◆ Aim ◆
Write out all records as given; omit images.

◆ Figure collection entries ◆
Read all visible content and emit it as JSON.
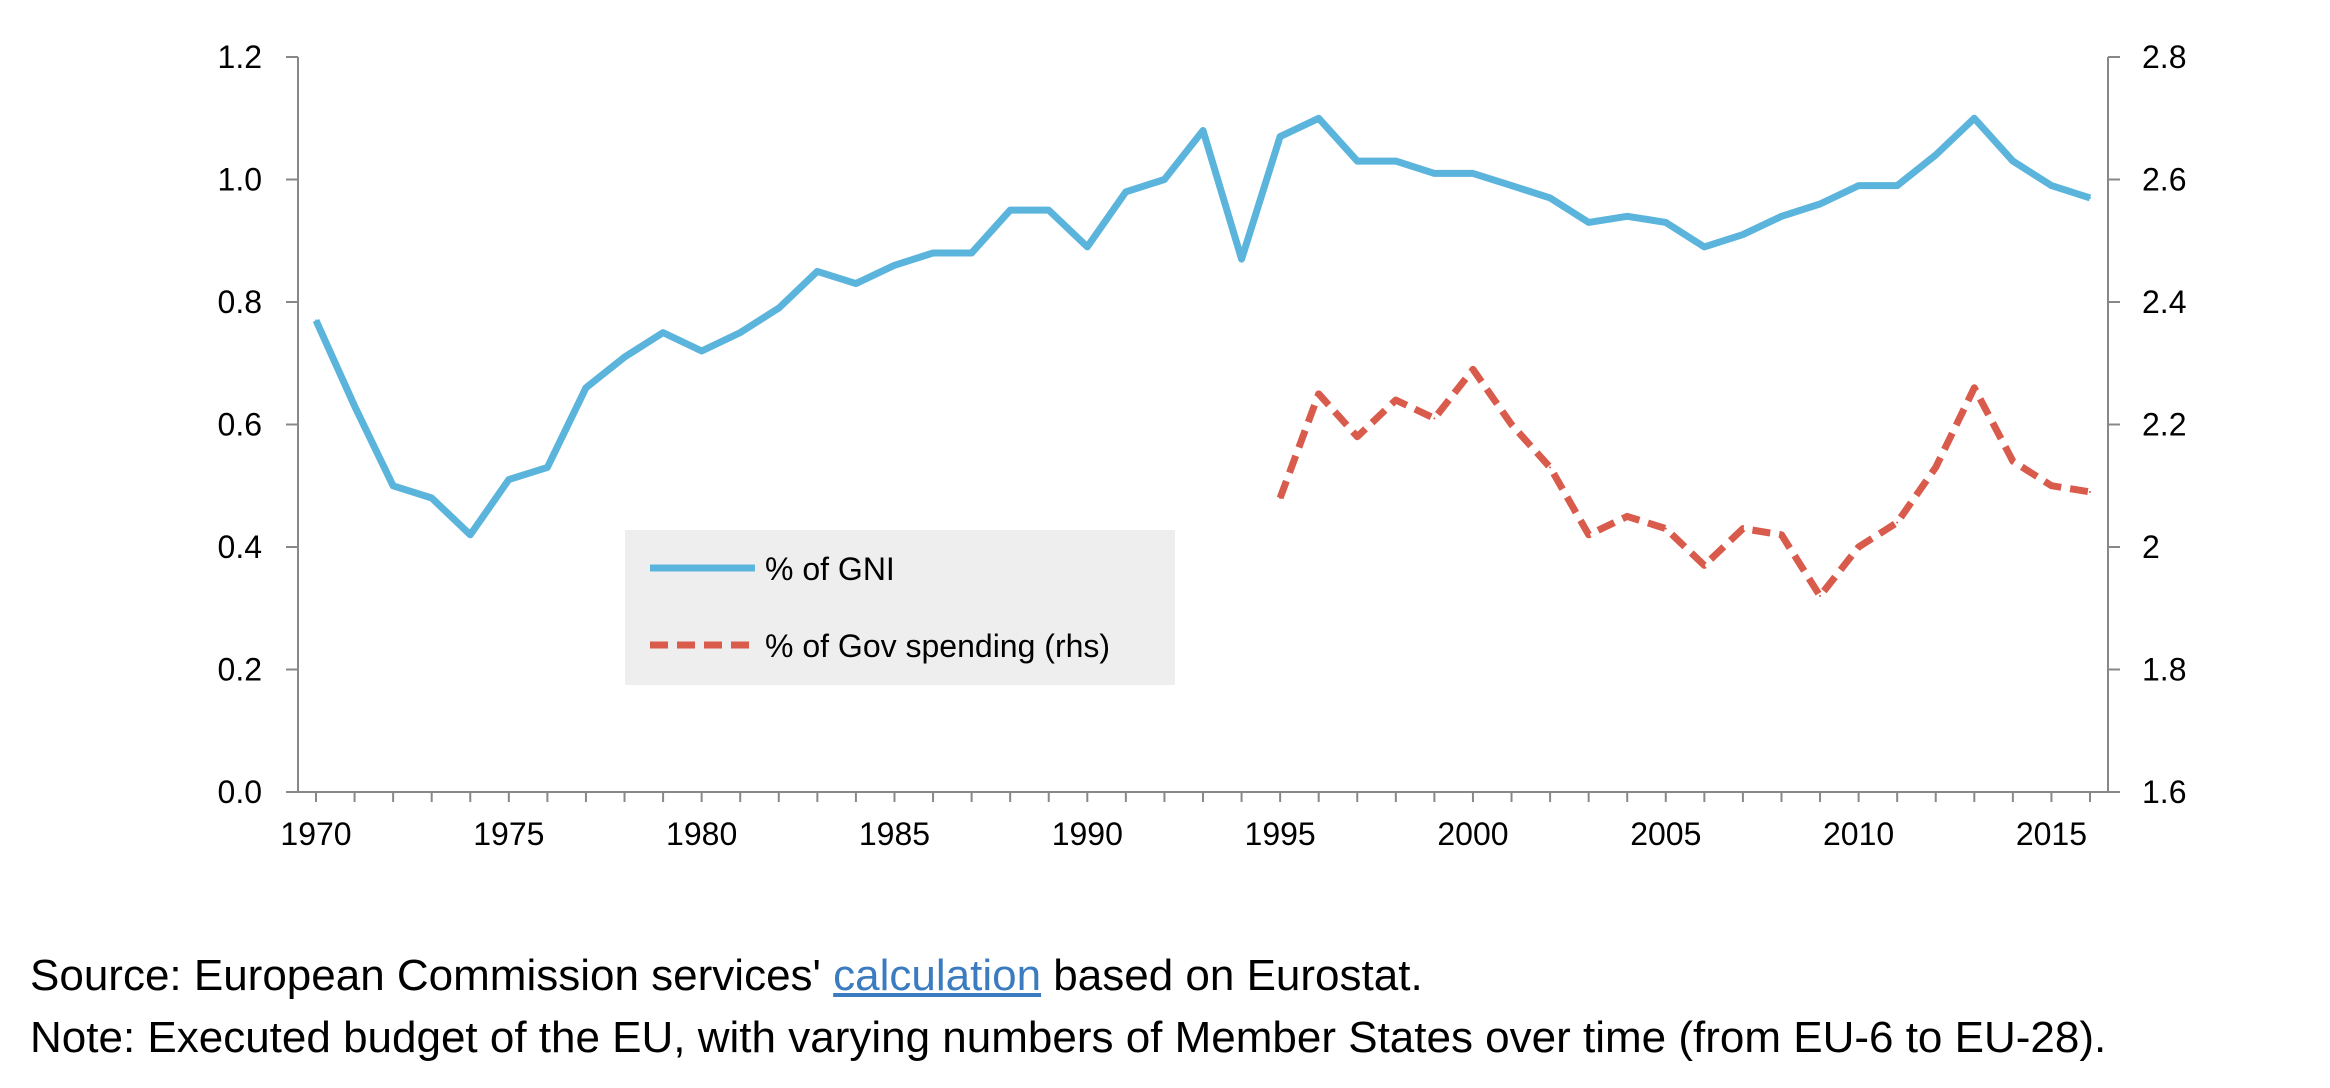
{
  "chart_data": {
    "type": "line",
    "title": "",
    "xlabel": "",
    "ylabel": "",
    "xlim": [
      1970,
      2016
    ],
    "ylim_left": [
      0.0,
      1.2
    ],
    "ylim_right": [
      1.6,
      2.8
    ],
    "x_ticks": [
      1970,
      1975,
      1980,
      1985,
      1990,
      1995,
      2000,
      2005,
      2010,
      2015
    ],
    "y_left_ticks": [
      "0.0",
      "0.2",
      "0.4",
      "0.6",
      "0.8",
      "1.0",
      "1.2"
    ],
    "y_right_ticks": [
      "1.6",
      "1.8",
      "2",
      "2.2",
      "2.4",
      "2.6",
      "2.8"
    ],
    "grid": false,
    "legend_position": "center-left",
    "series": [
      {
        "name": "% of GNI",
        "axis": "left",
        "color": "#5bb4dc",
        "style": "solid",
        "x": [
          1970,
          1971,
          1972,
          1973,
          1974,
          1975,
          1976,
          1977,
          1978,
          1979,
          1980,
          1981,
          1982,
          1983,
          1984,
          1985,
          1986,
          1987,
          1988,
          1989,
          1990,
          1991,
          1992,
          1993,
          1994,
          1995,
          1996,
          1997,
          1998,
          1999,
          2000,
          2001,
          2002,
          2003,
          2004,
          2005,
          2006,
          2007,
          2008,
          2009,
          2010,
          2011,
          2012,
          2013,
          2014,
          2015,
          2016
        ],
        "values": [
          0.77,
          0.63,
          0.5,
          0.48,
          0.42,
          0.51,
          0.53,
          0.66,
          0.71,
          0.75,
          0.72,
          0.75,
          0.79,
          0.85,
          0.83,
          0.86,
          0.88,
          0.88,
          0.95,
          0.95,
          0.89,
          0.98,
          1.0,
          1.08,
          0.87,
          1.07,
          1.1,
          1.03,
          1.03,
          1.01,
          1.01,
          0.99,
          0.97,
          0.93,
          0.94,
          0.93,
          0.89,
          0.91,
          0.94,
          0.96,
          0.99,
          0.99,
          1.04,
          1.1,
          1.03,
          0.99,
          0.97
        ]
      },
      {
        "name": "% of Gov spending (rhs)",
        "axis": "right",
        "color": "#d95b4c",
        "style": "dashed",
        "x": [
          1995,
          1996,
          1997,
          1998,
          1999,
          2000,
          2001,
          2002,
          2003,
          2004,
          2005,
          2006,
          2007,
          2008,
          2009,
          2010,
          2011,
          2012,
          2013,
          2014,
          2015,
          2016
        ],
        "values": [
          2.08,
          2.25,
          2.18,
          2.24,
          2.21,
          2.29,
          2.2,
          2.13,
          2.02,
          2.05,
          2.03,
          1.97,
          2.03,
          2.02,
          1.92,
          2.0,
          2.04,
          2.13,
          2.26,
          2.14,
          2.1,
          2.09
        ]
      }
    ]
  },
  "notes": {
    "source_prefix": "Source: European Commission services' ",
    "source_link": "calculation",
    "source_suffix": " based on Eurostat.",
    "note": "Note: Executed budget of the EU, with varying numbers of Member States over time (from EU-6 to EU-28)."
  }
}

◆ Output of the task ◆
Read all visible content and emit it as JSON.
{
  "chart_data": {
    "type": "line",
    "title": "",
    "xlabel": "",
    "ylabel": "",
    "xlim": [
      1970,
      2016
    ],
    "ylim_left": [
      0.0,
      1.2
    ],
    "ylim_right": [
      1.6,
      2.8
    ],
    "x_ticks": [
      1970,
      1975,
      1980,
      1985,
      1990,
      1995,
      2000,
      2005,
      2010,
      2015
    ],
    "y_left_ticks": [
      "0.0",
      "0.2",
      "0.4",
      "0.6",
      "0.8",
      "1.0",
      "1.2"
    ],
    "y_right_ticks": [
      "1.6",
      "1.8",
      "2",
      "2.2",
      "2.4",
      "2.6",
      "2.8"
    ],
    "grid": false,
    "legend_position": "center-left",
    "series": [
      {
        "name": "% of GNI",
        "axis": "left",
        "color": "#5bb4dc",
        "style": "solid",
        "x": [
          1970,
          1971,
          1972,
          1973,
          1974,
          1975,
          1976,
          1977,
          1978,
          1979,
          1980,
          1981,
          1982,
          1983,
          1984,
          1985,
          1986,
          1987,
          1988,
          1989,
          1990,
          1991,
          1992,
          1993,
          1994,
          1995,
          1996,
          1997,
          1998,
          1999,
          2000,
          2001,
          2002,
          2003,
          2004,
          2005,
          2006,
          2007,
          2008,
          2009,
          2010,
          2011,
          2012,
          2013,
          2014,
          2015,
          2016
        ],
        "values": [
          0.77,
          0.63,
          0.5,
          0.48,
          0.42,
          0.51,
          0.53,
          0.66,
          0.71,
          0.75,
          0.72,
          0.75,
          0.79,
          0.85,
          0.83,
          0.86,
          0.88,
          0.88,
          0.95,
          0.95,
          0.89,
          0.98,
          1.0,
          1.08,
          0.87,
          1.07,
          1.1,
          1.03,
          1.03,
          1.01,
          1.01,
          0.99,
          0.97,
          0.93,
          0.94,
          0.93,
          0.89,
          0.91,
          0.94,
          0.96,
          0.99,
          0.99,
          1.04,
          1.1,
          1.03,
          0.99,
          0.97
        ]
      },
      {
        "name": "% of Gov spending (rhs)",
        "axis": "right",
        "color": "#d95b4c",
        "style": "dashed",
        "x": [
          1995,
          1996,
          1997,
          1998,
          1999,
          2000,
          2001,
          2002,
          2003,
          2004,
          2005,
          2006,
          2007,
          2008,
          2009,
          2010,
          2011,
          2012,
          2013,
          2014,
          2015,
          2016
        ],
        "values": [
          2.08,
          2.25,
          2.18,
          2.24,
          2.21,
          2.29,
          2.2,
          2.13,
          2.02,
          2.05,
          2.03,
          1.97,
          2.03,
          2.02,
          1.92,
          2.0,
          2.04,
          2.13,
          2.26,
          2.14,
          2.1,
          2.09
        ]
      }
    ]
  },
  "notes": {
    "source_prefix": "Source: European Commission services' ",
    "source_link": "calculation",
    "source_suffix": " based on Eurostat.",
    "note": "Note: Executed budget of the EU, with varying numbers of Member States over time (from EU-6 to EU-28)."
  }
}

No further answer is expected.